• _What to do_
Say how many lines hold the string "million", and nothing more.

• _Data_
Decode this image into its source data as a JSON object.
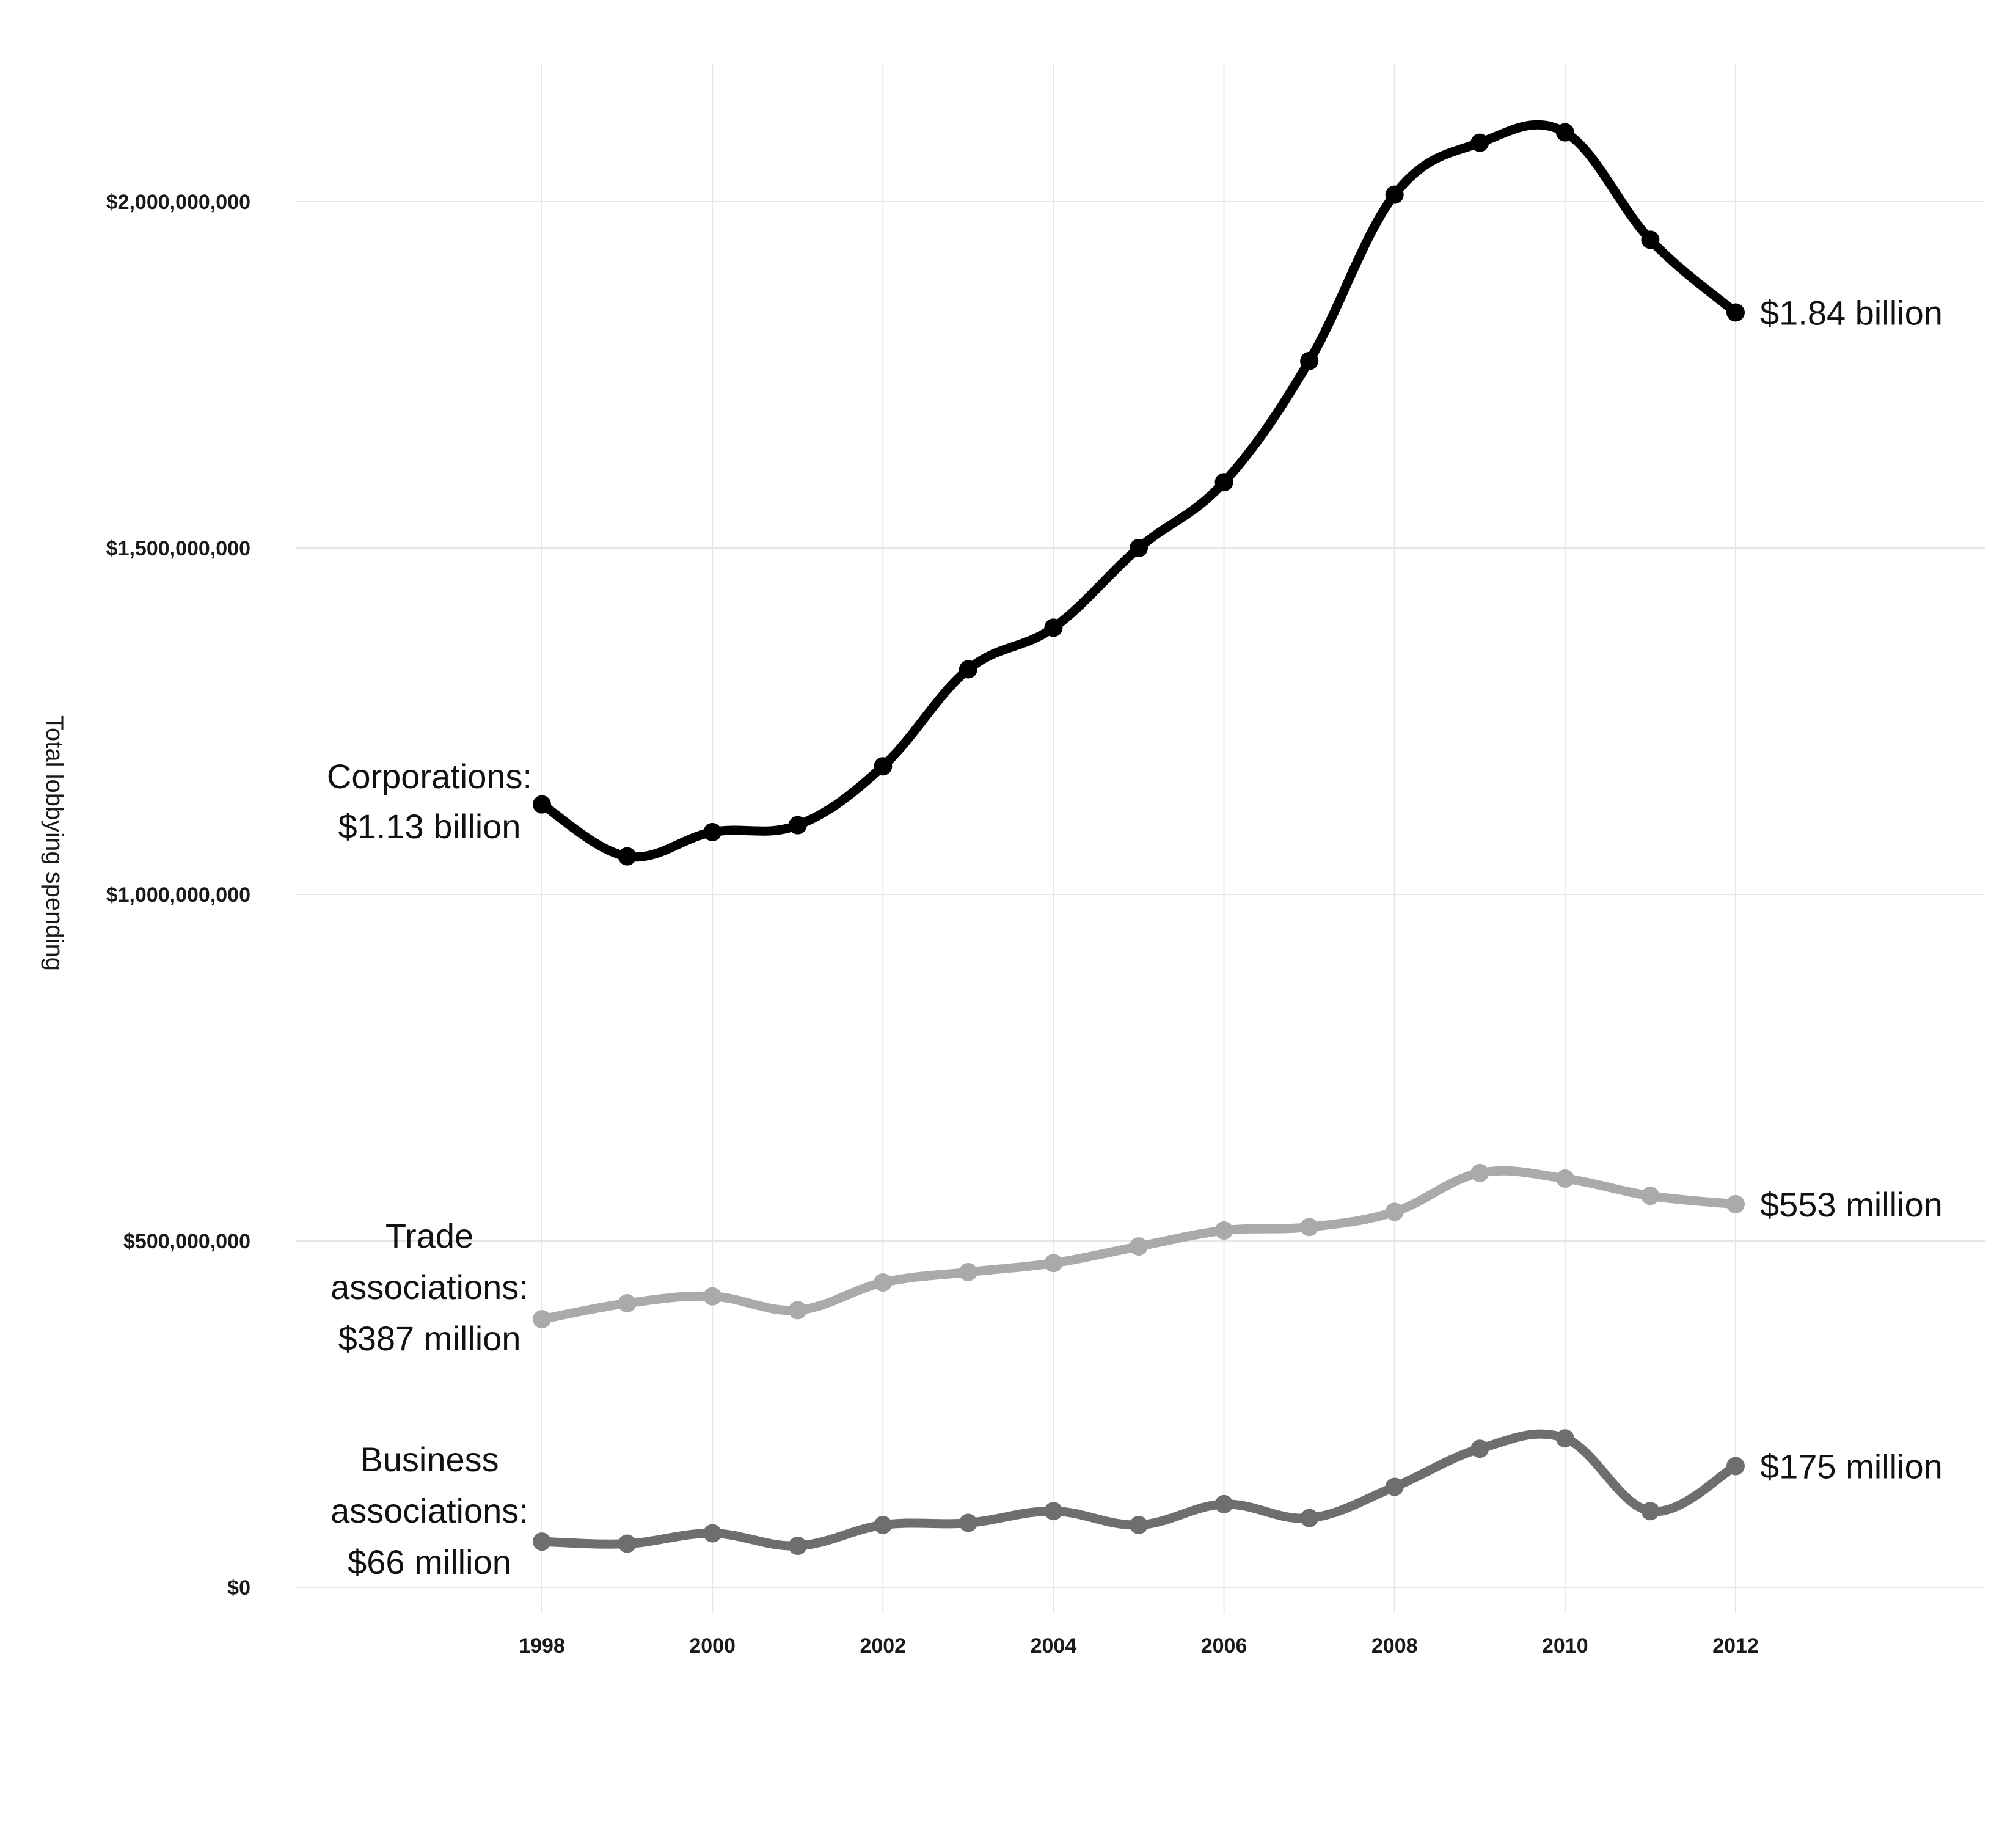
{
  "chart_data": {
    "type": "line",
    "ylabel": "Total lobbying spending",
    "xlabel": "",
    "ylim": [
      0,
      2200000000
    ],
    "y_ticks": [
      {
        "value": 0,
        "label": "$0"
      },
      {
        "value": 500000000,
        "label": "$500,000,000"
      },
      {
        "value": 1000000000,
        "label": "$1,000,000,000"
      },
      {
        "value": 1500000000,
        "label": "$1,500,000,000"
      },
      {
        "value": 2000000000,
        "label": "$2,000,000,000"
      }
    ],
    "x": [
      1998,
      1999,
      2000,
      2001,
      2002,
      2003,
      2004,
      2005,
      2006,
      2007,
      2008,
      2009,
      2010,
      2011,
      2012
    ],
    "x_ticks": [
      "1998",
      "2000",
      "2002",
      "2004",
      "2006",
      "2008",
      "2010",
      "2012"
    ],
    "grid": true,
    "legend": "none",
    "series": [
      {
        "color": "#000000",
        "start_label": [
          "Corporations:",
          "$1.13 billion"
        ],
        "end_label": "$1.84 billion",
        "values": [
          1130000000,
          1055000000,
          1090000000,
          1100000000,
          1185000000,
          1325000000,
          1385000000,
          1500000000,
          1595000000,
          1770000000,
          2010000000,
          2085000000,
          2100000000,
          1945000000,
          1840000000
        ]
      },
      {
        "color": "#aaaaaa",
        "start_label": [
          "Trade",
          "associations:",
          "$387 million"
        ],
        "end_label": "$553 million",
        "values": [
          387000000,
          410000000,
          420000000,
          400000000,
          440000000,
          455000000,
          468000000,
          492000000,
          515000000,
          520000000,
          542000000,
          598000000,
          590000000,
          565000000,
          553000000
        ]
      },
      {
        "color": "#6e6e6e",
        "start_label": [
          "Business",
          "associations:",
          "$66 million"
        ],
        "end_label": "$175 million",
        "values": [
          66000000,
          63000000,
          78000000,
          60000000,
          90000000,
          93000000,
          110000000,
          90000000,
          120000000,
          100000000,
          145000000,
          200000000,
          215000000,
          110000000,
          175000000
        ]
      }
    ]
  }
}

• _The answer_
4